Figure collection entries
┄┄┄┄┄┄
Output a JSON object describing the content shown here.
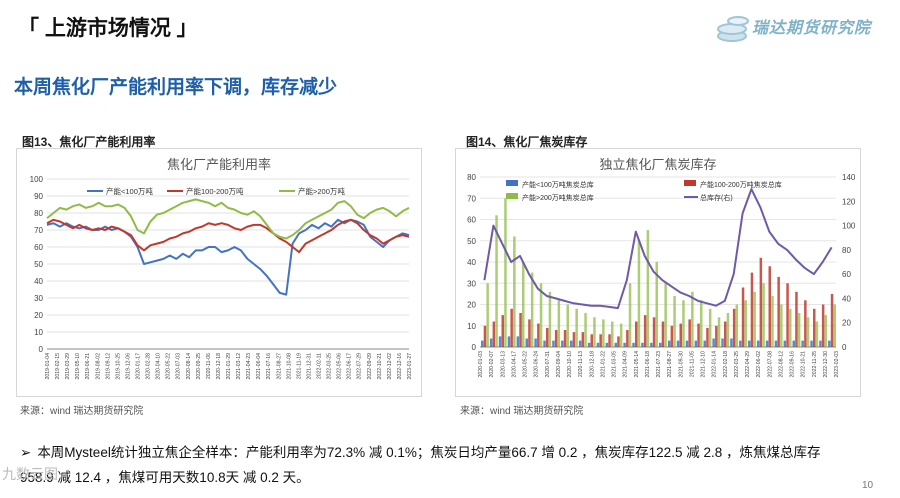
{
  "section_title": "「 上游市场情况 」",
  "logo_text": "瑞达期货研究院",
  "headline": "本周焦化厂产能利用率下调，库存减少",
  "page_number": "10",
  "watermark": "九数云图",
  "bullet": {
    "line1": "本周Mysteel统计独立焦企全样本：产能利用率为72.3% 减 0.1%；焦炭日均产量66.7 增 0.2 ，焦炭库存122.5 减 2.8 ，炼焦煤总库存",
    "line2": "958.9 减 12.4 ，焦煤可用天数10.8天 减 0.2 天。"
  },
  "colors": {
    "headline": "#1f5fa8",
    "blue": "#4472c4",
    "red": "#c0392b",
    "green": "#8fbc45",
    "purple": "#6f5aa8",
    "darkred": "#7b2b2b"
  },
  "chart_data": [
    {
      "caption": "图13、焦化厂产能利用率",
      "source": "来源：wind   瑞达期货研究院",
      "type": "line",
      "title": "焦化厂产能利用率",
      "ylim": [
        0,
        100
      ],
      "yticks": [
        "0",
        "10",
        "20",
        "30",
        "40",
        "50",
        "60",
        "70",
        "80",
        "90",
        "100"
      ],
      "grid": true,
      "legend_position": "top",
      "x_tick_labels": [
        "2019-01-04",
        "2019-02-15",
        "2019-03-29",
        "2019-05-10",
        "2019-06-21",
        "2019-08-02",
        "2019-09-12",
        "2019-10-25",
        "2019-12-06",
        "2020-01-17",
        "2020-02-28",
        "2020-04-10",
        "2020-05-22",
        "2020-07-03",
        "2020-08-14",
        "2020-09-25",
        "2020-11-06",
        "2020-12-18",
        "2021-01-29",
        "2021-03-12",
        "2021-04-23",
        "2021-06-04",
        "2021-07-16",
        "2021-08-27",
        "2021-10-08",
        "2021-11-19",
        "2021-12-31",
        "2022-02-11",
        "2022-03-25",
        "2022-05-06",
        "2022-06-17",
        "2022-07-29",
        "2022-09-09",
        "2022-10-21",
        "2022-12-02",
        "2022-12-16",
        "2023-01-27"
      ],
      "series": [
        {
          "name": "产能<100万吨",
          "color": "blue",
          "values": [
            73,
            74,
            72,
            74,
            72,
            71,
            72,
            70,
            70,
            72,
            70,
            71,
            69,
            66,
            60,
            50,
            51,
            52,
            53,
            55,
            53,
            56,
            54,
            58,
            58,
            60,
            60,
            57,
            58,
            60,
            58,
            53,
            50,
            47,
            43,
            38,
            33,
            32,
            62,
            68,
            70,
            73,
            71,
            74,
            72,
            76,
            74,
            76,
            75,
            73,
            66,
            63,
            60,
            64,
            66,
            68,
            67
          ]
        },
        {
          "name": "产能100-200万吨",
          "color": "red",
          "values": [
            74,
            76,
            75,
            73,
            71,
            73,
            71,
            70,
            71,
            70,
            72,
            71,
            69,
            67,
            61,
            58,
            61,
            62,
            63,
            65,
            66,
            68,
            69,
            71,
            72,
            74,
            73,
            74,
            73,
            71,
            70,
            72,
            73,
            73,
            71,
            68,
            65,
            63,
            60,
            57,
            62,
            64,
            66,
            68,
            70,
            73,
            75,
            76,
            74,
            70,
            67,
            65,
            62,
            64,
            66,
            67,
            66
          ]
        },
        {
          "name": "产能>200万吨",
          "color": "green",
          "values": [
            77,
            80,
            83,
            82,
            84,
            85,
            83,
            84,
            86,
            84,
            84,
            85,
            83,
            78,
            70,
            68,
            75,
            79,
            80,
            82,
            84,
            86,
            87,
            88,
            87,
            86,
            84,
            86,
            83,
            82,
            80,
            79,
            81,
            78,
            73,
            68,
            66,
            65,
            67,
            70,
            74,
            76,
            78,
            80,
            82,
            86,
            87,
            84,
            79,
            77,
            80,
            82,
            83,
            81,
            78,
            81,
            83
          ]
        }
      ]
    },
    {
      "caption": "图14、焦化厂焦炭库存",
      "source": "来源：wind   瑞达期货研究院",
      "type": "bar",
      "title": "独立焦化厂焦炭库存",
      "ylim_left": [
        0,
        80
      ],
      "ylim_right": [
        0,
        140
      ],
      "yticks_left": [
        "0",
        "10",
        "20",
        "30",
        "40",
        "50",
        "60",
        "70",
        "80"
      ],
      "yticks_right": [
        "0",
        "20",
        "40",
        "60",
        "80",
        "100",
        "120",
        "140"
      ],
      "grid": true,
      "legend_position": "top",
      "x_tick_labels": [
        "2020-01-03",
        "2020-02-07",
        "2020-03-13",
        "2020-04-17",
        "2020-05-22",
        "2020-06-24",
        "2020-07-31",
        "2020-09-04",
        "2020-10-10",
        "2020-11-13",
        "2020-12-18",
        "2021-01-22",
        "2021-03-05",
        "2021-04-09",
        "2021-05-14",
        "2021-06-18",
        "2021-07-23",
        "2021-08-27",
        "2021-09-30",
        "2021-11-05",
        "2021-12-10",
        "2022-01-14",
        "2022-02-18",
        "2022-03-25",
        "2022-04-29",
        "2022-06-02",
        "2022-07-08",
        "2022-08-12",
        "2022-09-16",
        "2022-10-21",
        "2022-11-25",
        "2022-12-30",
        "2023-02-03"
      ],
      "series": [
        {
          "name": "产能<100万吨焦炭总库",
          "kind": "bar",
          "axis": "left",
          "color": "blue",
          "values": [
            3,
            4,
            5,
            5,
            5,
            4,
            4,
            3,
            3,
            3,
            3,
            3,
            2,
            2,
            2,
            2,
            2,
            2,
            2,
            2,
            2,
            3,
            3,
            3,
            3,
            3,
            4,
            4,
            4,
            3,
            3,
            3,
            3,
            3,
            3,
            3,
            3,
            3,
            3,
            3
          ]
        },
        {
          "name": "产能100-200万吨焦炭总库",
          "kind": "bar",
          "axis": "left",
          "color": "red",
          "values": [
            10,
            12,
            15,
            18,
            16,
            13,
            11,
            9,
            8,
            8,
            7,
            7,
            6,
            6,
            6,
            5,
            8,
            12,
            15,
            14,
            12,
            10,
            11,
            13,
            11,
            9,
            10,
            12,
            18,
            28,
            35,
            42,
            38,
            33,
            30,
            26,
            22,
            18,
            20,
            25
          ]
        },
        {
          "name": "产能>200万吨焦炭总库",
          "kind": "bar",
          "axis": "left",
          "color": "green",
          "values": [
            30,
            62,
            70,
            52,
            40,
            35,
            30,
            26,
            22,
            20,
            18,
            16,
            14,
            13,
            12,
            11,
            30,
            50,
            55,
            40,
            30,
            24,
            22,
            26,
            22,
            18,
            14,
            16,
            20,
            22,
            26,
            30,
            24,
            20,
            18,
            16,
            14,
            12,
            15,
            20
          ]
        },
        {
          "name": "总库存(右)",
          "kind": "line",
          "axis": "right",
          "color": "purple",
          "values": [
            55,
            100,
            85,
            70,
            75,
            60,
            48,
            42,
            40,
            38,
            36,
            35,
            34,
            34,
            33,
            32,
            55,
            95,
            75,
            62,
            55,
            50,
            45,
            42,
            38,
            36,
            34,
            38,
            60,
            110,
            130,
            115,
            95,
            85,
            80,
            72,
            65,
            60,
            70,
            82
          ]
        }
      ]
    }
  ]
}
┄┄┄┄┄┄
GIVEN REQUEST
Every entry must be transcribed exactly. Pictures do not belong in the copy.

COMPLETE RESPONSE
Output a JSON object describing the content shown here.
{
  "section_title": "「 上游市场情况 」",
  "logo_text": "瑞达期货研究院",
  "headline": "本周焦化厂产能利用率下调，库存减少",
  "page_number": "10",
  "watermark": "九数云图",
  "bullet": {
    "line1": "本周Mysteel统计独立焦企全样本：产能利用率为72.3% 减 0.1%；焦炭日均产量66.7 增 0.2 ，焦炭库存122.5 减 2.8 ，炼焦煤总库存",
    "line2": "958.9 减 12.4 ，焦煤可用天数10.8天 减 0.2 天。"
  },
  "colors": {
    "headline": "#1f5fa8",
    "blue": "#4472c4",
    "red": "#c0392b",
    "green": "#8fbc45",
    "purple": "#6f5aa8",
    "darkred": "#7b2b2b"
  },
  "chart_data": [
    {
      "caption": "图13、焦化厂产能利用率",
      "source": "来源：wind   瑞达期货研究院",
      "type": "line",
      "title": "焦化厂产能利用率",
      "ylim": [
        0,
        100
      ],
      "yticks": [
        "0",
        "10",
        "20",
        "30",
        "40",
        "50",
        "60",
        "70",
        "80",
        "90",
        "100"
      ],
      "grid": true,
      "legend_position": "top",
      "x_tick_labels": [
        "2019-01-04",
        "2019-02-15",
        "2019-03-29",
        "2019-05-10",
        "2019-06-21",
        "2019-08-02",
        "2019-09-12",
        "2019-10-25",
        "2019-12-06",
        "2020-01-17",
        "2020-02-28",
        "2020-04-10",
        "2020-05-22",
        "2020-07-03",
        "2020-08-14",
        "2020-09-25",
        "2020-11-06",
        "2020-12-18",
        "2021-01-29",
        "2021-03-12",
        "2021-04-23",
        "2021-06-04",
        "2021-07-16",
        "2021-08-27",
        "2021-10-08",
        "2021-11-19",
        "2021-12-31",
        "2022-02-11",
        "2022-03-25",
        "2022-05-06",
        "2022-06-17",
        "2022-07-29",
        "2022-09-09",
        "2022-10-21",
        "2022-12-02",
        "2022-12-16",
        "2023-01-27"
      ],
      "series": [
        {
          "name": "产能<100万吨",
          "color": "blue",
          "values": [
            73,
            74,
            72,
            74,
            72,
            71,
            72,
            70,
            70,
            72,
            70,
            71,
            69,
            66,
            60,
            50,
            51,
            52,
            53,
            55,
            53,
            56,
            54,
            58,
            58,
            60,
            60,
            57,
            58,
            60,
            58,
            53,
            50,
            47,
            43,
            38,
            33,
            32,
            62,
            68,
            70,
            73,
            71,
            74,
            72,
            76,
            74,
            76,
            75,
            73,
            66,
            63,
            60,
            64,
            66,
            68,
            67
          ]
        },
        {
          "name": "产能100-200万吨",
          "color": "red",
          "values": [
            74,
            76,
            75,
            73,
            71,
            73,
            71,
            70,
            71,
            70,
            72,
            71,
            69,
            67,
            61,
            58,
            61,
            62,
            63,
            65,
            66,
            68,
            69,
            71,
            72,
            74,
            73,
            74,
            73,
            71,
            70,
            72,
            73,
            73,
            71,
            68,
            65,
            63,
            60,
            57,
            62,
            64,
            66,
            68,
            70,
            73,
            75,
            76,
            74,
            70,
            67,
            65,
            62,
            64,
            66,
            67,
            66
          ]
        },
        {
          "name": "产能>200万吨",
          "color": "green",
          "values": [
            77,
            80,
            83,
            82,
            84,
            85,
            83,
            84,
            86,
            84,
            84,
            85,
            83,
            78,
            70,
            68,
            75,
            79,
            80,
            82,
            84,
            86,
            87,
            88,
            87,
            86,
            84,
            86,
            83,
            82,
            80,
            79,
            81,
            78,
            73,
            68,
            66,
            65,
            67,
            70,
            74,
            76,
            78,
            80,
            82,
            86,
            87,
            84,
            79,
            77,
            80,
            82,
            83,
            81,
            78,
            81,
            83
          ]
        }
      ]
    },
    {
      "caption": "图14、焦化厂焦炭库存",
      "source": "来源：wind   瑞达期货研究院",
      "type": "bar",
      "title": "独立焦化厂焦炭库存",
      "ylim_left": [
        0,
        80
      ],
      "ylim_right": [
        0,
        140
      ],
      "yticks_left": [
        "0",
        "10",
        "20",
        "30",
        "40",
        "50",
        "60",
        "70",
        "80"
      ],
      "yticks_right": [
        "0",
        "20",
        "40",
        "60",
        "80",
        "100",
        "120",
        "140"
      ],
      "grid": true,
      "legend_position": "top",
      "x_tick_labels": [
        "2020-01-03",
        "2020-02-07",
        "2020-03-13",
        "2020-04-17",
        "2020-05-22",
        "2020-06-24",
        "2020-07-31",
        "2020-09-04",
        "2020-10-10",
        "2020-11-13",
        "2020-12-18",
        "2021-01-22",
        "2021-03-05",
        "2021-04-09",
        "2021-05-14",
        "2021-06-18",
        "2021-07-23",
        "2021-08-27",
        "2021-09-30",
        "2021-11-05",
        "2021-12-10",
        "2022-01-14",
        "2022-02-18",
        "2022-03-25",
        "2022-04-29",
        "2022-06-02",
        "2022-07-08",
        "2022-08-12",
        "2022-09-16",
        "2022-10-21",
        "2022-11-25",
        "2022-12-30",
        "2023-02-03"
      ],
      "series": [
        {
          "name": "产能<100万吨焦炭总库",
          "kind": "bar",
          "axis": "left",
          "color": "blue",
          "values": [
            3,
            4,
            5,
            5,
            5,
            4,
            4,
            3,
            3,
            3,
            3,
            3,
            2,
            2,
            2,
            2,
            2,
            2,
            2,
            2,
            2,
            3,
            3,
            3,
            3,
            3,
            4,
            4,
            4,
            3,
            3,
            3,
            3,
            3,
            3,
            3,
            3,
            3,
            3,
            3
          ]
        },
        {
          "name": "产能100-200万吨焦炭总库",
          "kind": "bar",
          "axis": "left",
          "color": "red",
          "values": [
            10,
            12,
            15,
            18,
            16,
            13,
            11,
            9,
            8,
            8,
            7,
            7,
            6,
            6,
            6,
            5,
            8,
            12,
            15,
            14,
            12,
            10,
            11,
            13,
            11,
            9,
            10,
            12,
            18,
            28,
            35,
            42,
            38,
            33,
            30,
            26,
            22,
            18,
            20,
            25
          ]
        },
        {
          "name": "产能>200万吨焦炭总库",
          "kind": "bar",
          "axis": "left",
          "color": "green",
          "values": [
            30,
            62,
            70,
            52,
            40,
            35,
            30,
            26,
            22,
            20,
            18,
            16,
            14,
            13,
            12,
            11,
            30,
            50,
            55,
            40,
            30,
            24,
            22,
            26,
            22,
            18,
            14,
            16,
            20,
            22,
            26,
            30,
            24,
            20,
            18,
            16,
            14,
            12,
            15,
            20
          ]
        },
        {
          "name": "总库存(右)",
          "kind": "line",
          "axis": "right",
          "color": "purple",
          "values": [
            55,
            100,
            85,
            70,
            75,
            60,
            48,
            42,
            40,
            38,
            36,
            35,
            34,
            34,
            33,
            32,
            55,
            95,
            75,
            62,
            55,
            50,
            45,
            42,
            38,
            36,
            34,
            38,
            60,
            110,
            130,
            115,
            95,
            85,
            80,
            72,
            65,
            60,
            70,
            82
          ]
        }
      ]
    }
  ]
}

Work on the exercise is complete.